▸ Source material

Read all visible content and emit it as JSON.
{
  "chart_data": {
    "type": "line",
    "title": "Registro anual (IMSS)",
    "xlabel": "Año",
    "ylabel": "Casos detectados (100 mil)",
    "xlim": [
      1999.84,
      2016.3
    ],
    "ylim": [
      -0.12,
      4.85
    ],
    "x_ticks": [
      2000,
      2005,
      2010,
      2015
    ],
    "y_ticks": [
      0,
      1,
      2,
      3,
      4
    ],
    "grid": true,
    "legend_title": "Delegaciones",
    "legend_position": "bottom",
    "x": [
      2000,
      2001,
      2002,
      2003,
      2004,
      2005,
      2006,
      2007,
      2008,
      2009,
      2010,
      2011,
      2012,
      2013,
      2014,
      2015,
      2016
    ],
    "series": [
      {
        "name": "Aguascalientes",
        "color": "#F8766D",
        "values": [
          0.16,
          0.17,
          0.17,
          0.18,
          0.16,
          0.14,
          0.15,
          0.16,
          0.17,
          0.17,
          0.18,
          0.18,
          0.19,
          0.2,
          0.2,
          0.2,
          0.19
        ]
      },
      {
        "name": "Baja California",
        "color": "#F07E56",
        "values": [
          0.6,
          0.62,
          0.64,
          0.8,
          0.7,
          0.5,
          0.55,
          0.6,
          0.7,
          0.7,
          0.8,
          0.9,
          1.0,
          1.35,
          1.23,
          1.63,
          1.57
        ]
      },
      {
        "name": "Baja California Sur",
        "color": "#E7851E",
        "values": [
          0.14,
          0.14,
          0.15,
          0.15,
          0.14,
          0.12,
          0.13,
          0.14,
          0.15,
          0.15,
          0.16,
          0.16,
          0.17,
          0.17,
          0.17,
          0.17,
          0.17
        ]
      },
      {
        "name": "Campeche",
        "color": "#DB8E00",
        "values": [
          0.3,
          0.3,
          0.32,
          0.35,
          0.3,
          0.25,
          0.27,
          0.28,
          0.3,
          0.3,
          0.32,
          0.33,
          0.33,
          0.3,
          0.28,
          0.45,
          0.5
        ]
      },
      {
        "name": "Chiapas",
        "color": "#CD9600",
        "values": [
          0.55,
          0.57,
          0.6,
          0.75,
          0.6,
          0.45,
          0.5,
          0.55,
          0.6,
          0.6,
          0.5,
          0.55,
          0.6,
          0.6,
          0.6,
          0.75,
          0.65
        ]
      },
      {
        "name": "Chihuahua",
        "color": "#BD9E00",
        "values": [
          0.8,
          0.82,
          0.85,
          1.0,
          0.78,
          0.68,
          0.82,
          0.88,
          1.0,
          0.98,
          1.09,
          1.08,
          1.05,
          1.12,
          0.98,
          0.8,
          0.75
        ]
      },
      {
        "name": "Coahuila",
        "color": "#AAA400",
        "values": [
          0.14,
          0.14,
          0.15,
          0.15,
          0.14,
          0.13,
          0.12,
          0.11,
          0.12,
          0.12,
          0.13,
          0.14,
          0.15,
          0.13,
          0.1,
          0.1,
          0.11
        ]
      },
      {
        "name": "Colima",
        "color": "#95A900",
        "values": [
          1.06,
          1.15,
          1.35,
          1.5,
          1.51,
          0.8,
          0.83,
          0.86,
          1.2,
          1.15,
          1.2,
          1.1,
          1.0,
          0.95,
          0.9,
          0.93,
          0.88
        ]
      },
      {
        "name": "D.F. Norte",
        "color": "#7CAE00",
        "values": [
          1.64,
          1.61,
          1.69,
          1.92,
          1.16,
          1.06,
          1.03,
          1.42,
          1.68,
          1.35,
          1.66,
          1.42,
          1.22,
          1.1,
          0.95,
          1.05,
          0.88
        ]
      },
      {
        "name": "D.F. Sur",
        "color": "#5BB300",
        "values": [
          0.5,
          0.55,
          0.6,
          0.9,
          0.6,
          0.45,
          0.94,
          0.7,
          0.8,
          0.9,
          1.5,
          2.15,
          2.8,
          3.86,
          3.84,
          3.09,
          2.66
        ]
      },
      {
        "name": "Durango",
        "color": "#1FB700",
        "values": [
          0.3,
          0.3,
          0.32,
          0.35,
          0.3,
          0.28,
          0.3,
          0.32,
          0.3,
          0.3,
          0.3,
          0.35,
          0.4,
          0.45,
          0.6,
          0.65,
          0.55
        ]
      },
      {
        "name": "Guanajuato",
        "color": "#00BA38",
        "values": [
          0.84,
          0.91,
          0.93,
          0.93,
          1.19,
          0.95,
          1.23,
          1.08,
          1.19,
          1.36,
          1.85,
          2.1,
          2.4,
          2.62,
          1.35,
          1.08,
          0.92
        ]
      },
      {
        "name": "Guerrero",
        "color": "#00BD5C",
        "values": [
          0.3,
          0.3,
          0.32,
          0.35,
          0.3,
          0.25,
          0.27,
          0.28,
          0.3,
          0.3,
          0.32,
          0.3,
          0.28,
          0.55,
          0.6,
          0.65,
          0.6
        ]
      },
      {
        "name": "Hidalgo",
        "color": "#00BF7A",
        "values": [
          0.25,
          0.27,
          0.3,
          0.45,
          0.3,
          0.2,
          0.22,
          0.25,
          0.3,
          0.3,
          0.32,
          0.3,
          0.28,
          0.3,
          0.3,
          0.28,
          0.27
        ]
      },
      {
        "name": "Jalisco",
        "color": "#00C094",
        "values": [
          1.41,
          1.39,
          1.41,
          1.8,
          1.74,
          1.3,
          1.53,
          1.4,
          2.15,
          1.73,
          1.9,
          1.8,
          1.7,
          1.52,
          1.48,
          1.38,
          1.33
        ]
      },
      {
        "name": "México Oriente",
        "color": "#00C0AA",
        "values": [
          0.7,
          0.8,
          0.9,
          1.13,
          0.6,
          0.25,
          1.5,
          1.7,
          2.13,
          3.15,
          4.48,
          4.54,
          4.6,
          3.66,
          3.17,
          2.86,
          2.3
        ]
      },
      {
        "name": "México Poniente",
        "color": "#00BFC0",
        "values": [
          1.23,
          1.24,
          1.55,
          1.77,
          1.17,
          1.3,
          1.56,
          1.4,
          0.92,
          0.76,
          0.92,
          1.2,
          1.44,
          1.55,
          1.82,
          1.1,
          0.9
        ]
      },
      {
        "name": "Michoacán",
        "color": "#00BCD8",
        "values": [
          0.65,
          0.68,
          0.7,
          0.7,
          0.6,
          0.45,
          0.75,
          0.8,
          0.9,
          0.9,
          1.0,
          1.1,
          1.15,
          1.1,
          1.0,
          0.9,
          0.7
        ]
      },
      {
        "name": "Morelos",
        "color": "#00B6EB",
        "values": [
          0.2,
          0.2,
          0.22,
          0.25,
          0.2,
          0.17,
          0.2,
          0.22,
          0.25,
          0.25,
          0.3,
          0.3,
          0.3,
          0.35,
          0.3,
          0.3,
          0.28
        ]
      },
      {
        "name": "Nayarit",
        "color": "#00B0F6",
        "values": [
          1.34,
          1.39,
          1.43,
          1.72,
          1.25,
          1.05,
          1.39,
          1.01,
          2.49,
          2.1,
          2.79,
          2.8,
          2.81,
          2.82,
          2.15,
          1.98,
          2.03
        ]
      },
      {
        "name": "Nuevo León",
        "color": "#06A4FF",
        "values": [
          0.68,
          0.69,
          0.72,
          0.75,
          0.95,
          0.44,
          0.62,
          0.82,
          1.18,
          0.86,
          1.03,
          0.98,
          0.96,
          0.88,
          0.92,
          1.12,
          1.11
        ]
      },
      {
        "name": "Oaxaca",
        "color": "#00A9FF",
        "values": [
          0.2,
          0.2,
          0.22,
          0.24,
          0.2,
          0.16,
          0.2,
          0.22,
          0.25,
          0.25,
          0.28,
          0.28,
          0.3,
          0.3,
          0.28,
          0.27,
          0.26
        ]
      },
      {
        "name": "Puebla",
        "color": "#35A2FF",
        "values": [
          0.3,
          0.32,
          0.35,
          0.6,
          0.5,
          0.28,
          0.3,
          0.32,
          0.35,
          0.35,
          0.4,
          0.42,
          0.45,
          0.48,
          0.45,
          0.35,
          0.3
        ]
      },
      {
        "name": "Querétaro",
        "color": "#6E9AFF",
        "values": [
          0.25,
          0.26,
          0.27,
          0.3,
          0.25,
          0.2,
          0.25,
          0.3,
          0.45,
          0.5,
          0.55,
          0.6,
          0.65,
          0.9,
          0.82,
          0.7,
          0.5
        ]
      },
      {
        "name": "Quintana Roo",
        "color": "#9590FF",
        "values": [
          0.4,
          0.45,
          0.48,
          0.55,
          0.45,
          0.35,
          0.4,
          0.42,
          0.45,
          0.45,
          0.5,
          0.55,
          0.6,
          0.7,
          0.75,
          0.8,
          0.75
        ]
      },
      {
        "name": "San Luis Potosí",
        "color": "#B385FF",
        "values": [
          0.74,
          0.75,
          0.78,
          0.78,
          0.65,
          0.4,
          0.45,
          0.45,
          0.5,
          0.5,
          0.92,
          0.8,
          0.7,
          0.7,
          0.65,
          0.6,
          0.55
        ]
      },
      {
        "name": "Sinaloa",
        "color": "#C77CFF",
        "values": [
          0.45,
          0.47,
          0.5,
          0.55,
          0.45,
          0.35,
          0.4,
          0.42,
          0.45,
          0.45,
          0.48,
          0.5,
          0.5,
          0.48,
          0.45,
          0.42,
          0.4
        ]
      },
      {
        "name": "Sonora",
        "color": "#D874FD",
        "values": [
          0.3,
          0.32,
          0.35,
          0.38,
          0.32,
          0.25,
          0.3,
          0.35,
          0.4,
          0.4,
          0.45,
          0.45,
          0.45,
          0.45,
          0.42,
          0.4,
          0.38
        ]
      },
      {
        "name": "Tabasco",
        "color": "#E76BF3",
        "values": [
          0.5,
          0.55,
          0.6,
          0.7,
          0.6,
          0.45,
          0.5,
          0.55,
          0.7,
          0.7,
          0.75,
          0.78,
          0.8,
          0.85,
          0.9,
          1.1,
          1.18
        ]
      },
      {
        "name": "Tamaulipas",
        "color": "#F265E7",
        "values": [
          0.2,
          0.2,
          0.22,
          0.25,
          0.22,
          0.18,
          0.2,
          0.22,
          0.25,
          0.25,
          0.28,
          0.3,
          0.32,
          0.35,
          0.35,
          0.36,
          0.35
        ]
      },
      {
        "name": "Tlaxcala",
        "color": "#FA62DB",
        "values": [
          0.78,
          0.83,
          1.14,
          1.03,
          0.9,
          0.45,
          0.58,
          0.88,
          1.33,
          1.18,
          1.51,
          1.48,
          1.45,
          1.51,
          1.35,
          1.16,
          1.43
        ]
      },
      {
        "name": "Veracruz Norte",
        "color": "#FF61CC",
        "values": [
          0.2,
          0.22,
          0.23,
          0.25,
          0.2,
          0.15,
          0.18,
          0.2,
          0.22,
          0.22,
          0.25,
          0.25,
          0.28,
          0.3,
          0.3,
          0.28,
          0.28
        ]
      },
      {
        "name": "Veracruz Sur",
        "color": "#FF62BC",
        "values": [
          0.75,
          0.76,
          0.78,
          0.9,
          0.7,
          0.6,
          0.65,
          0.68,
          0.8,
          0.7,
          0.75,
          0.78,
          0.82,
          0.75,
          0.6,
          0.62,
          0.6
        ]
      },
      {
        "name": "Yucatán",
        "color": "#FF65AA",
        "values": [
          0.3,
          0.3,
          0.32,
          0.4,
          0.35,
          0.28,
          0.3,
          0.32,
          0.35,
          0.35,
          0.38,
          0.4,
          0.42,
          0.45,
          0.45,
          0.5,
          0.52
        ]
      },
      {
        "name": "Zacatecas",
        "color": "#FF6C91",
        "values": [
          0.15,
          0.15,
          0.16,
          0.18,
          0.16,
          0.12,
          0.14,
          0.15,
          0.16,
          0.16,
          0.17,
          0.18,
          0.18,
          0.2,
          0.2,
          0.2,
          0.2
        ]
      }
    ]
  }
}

...

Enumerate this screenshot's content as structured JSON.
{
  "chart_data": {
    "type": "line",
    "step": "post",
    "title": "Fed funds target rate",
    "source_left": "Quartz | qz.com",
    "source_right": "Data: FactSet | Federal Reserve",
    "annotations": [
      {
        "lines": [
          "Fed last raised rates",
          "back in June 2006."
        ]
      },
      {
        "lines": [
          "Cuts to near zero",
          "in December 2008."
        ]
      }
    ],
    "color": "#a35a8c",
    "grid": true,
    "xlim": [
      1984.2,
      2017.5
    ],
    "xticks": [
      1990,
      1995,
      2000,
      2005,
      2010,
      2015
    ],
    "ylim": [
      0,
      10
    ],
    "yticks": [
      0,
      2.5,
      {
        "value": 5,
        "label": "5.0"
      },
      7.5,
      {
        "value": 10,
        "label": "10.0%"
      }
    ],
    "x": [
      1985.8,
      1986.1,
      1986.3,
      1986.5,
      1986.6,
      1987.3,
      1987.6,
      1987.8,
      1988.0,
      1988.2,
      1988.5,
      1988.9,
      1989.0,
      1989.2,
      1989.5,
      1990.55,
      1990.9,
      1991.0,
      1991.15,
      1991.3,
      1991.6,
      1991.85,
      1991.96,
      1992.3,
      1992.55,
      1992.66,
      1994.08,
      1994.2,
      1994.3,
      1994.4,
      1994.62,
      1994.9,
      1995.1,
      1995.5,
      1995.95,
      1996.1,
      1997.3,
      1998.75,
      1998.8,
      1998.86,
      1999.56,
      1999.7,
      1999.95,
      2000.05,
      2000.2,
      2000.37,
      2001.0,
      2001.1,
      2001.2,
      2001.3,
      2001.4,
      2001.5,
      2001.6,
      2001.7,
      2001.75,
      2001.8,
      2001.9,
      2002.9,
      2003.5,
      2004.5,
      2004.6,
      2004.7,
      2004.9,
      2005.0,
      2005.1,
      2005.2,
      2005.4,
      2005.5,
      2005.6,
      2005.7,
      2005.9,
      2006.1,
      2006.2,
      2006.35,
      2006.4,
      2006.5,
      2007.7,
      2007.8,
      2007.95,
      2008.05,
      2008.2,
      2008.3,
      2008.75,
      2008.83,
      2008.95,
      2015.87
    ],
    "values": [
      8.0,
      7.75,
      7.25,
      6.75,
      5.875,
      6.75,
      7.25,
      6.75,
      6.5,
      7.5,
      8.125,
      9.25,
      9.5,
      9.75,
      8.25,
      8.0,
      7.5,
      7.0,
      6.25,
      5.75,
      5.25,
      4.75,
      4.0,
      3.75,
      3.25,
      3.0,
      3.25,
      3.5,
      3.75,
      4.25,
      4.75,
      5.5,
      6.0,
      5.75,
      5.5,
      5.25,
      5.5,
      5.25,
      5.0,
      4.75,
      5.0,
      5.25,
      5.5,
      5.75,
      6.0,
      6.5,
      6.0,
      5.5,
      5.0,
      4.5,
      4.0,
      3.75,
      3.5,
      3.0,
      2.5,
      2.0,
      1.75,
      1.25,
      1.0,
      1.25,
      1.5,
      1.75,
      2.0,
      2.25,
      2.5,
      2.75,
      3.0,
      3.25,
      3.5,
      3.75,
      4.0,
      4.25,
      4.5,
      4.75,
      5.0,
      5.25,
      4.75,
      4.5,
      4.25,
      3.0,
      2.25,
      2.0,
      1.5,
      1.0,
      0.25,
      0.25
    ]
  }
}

▸ Exercise requirements
In the entries above, identify every line with the string "JSON".

▸ Task response
Read all visible content and emit it as JSON.
Enumerate this screenshot's content as structured JSON.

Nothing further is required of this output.